## DATA RECORDS

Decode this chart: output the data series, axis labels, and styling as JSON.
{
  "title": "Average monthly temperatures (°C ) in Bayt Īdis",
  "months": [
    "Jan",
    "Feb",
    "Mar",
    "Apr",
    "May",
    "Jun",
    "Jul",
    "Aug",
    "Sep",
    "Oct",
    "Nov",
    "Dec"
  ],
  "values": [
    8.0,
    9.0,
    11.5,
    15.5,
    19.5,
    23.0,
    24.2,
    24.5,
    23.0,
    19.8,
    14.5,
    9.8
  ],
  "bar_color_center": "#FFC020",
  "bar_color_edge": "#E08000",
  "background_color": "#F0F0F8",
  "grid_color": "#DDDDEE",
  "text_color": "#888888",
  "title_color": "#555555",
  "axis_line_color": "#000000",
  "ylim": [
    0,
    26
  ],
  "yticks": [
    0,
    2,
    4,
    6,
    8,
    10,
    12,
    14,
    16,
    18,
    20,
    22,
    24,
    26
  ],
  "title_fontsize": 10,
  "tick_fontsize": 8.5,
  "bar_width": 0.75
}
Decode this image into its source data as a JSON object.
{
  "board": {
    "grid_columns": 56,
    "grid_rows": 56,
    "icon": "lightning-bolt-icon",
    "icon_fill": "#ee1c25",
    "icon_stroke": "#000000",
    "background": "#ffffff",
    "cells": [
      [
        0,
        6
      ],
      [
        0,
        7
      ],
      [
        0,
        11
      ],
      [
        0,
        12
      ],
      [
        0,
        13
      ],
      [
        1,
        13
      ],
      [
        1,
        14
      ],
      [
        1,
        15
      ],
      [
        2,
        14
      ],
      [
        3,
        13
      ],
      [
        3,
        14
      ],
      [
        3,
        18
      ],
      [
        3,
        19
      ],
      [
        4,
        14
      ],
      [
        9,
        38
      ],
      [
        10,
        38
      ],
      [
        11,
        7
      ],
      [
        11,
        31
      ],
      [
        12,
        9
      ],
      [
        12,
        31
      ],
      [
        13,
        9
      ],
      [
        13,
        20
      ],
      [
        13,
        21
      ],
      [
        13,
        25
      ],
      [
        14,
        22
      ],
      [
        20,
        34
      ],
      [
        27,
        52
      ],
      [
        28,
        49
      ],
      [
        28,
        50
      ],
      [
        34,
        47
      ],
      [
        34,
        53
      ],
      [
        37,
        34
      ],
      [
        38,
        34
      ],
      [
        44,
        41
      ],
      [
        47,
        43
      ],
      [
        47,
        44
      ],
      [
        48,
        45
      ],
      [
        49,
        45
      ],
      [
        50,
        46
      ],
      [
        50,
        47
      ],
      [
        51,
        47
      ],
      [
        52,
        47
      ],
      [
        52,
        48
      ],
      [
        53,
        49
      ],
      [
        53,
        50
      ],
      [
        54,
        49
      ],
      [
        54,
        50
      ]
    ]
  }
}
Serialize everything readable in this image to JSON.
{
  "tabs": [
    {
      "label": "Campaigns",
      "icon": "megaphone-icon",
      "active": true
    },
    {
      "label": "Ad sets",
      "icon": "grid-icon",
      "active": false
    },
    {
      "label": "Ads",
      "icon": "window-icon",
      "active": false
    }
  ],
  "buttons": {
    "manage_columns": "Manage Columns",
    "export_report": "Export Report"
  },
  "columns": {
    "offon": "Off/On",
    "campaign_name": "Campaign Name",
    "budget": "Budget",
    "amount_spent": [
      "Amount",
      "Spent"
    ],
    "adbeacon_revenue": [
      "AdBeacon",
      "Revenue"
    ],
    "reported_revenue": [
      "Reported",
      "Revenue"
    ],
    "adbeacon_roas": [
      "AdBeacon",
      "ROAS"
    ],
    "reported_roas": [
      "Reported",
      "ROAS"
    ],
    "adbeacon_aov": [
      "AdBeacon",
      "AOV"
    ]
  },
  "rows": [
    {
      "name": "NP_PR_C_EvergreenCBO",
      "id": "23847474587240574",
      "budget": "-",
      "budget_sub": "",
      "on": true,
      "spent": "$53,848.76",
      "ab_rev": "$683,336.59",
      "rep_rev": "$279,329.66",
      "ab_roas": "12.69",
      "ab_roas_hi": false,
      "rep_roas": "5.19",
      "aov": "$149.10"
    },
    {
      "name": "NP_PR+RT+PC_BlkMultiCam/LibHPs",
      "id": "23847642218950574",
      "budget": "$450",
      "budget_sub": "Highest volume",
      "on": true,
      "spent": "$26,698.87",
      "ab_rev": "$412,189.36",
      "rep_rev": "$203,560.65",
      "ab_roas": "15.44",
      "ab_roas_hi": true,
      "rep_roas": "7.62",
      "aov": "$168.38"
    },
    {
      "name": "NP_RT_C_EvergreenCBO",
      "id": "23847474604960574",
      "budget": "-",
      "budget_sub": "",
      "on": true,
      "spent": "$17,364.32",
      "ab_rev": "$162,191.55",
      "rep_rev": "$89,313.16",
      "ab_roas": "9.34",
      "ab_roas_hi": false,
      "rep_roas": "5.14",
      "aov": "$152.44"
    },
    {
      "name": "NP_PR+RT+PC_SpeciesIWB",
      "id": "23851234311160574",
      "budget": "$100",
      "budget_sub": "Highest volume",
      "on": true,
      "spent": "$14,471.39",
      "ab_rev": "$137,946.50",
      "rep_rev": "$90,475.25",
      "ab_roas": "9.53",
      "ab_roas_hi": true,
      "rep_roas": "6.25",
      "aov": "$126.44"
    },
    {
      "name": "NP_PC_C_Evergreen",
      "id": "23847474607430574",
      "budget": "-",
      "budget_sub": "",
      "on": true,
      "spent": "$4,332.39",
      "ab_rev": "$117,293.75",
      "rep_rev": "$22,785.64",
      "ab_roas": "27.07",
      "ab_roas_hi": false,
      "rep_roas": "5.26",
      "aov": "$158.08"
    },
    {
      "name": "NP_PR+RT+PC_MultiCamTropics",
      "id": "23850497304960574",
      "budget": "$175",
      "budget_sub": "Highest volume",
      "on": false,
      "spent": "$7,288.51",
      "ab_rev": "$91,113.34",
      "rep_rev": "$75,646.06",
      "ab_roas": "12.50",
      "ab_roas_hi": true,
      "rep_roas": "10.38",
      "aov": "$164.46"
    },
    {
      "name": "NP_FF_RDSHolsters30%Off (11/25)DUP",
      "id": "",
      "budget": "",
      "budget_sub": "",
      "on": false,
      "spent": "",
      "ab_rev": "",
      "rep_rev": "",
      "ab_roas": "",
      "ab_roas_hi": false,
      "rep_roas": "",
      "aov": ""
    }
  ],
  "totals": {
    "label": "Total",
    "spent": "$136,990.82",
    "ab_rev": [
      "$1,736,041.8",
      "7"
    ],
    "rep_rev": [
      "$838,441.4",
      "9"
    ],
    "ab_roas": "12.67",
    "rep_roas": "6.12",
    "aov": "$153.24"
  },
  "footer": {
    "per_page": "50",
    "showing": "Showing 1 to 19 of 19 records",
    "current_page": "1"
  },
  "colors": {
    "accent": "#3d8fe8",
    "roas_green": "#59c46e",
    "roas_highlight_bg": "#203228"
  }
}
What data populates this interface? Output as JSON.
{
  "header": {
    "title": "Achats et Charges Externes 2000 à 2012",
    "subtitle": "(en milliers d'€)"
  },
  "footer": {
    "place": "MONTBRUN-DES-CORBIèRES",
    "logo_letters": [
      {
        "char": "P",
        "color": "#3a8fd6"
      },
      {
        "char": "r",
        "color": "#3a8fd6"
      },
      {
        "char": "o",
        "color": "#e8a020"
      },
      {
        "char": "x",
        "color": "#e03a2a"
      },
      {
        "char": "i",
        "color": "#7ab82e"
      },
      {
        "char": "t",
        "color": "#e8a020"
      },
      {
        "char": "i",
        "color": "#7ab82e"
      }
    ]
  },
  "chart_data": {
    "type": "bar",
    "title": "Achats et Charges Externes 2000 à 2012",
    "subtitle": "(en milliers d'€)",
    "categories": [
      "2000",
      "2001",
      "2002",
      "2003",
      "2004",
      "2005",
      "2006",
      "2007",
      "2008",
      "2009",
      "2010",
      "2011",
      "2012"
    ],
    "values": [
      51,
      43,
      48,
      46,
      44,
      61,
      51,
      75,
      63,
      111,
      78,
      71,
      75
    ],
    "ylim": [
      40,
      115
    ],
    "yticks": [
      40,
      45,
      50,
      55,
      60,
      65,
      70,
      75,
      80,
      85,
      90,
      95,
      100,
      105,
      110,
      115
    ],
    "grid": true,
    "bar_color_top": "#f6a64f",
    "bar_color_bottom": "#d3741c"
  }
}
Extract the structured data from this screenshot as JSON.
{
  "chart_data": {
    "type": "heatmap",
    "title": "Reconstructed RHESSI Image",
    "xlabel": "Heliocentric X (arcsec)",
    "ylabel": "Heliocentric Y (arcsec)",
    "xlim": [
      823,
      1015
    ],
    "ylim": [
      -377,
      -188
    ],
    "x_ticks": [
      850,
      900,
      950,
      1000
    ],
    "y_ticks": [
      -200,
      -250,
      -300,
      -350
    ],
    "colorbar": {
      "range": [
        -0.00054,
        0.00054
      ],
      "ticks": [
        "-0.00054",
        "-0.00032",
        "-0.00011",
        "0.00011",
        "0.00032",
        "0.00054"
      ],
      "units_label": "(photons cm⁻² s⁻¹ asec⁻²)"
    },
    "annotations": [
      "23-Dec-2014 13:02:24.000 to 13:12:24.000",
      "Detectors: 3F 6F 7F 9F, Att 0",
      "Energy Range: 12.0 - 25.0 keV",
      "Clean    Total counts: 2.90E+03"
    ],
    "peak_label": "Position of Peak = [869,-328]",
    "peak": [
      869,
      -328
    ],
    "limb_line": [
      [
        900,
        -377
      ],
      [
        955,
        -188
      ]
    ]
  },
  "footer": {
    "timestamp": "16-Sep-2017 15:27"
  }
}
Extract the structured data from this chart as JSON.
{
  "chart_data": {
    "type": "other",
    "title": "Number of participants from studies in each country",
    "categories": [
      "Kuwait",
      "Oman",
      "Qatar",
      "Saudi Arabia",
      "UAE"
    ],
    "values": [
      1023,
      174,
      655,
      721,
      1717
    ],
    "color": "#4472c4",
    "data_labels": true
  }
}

## SHORT EXERCISE
Where a line above includes "this", copy that line.

## EXERCISE OUTPUT
Decode this chart: output the data series, axis labels, and styling as JSON.
Decode this image into its source data as a JSON object.
Serialize everything readable in this image to JSON.
What data populates this interface? Output as JSON.
Extract the structured data from this screenshot as JSON.
Extract the structured data from this chart as JSON.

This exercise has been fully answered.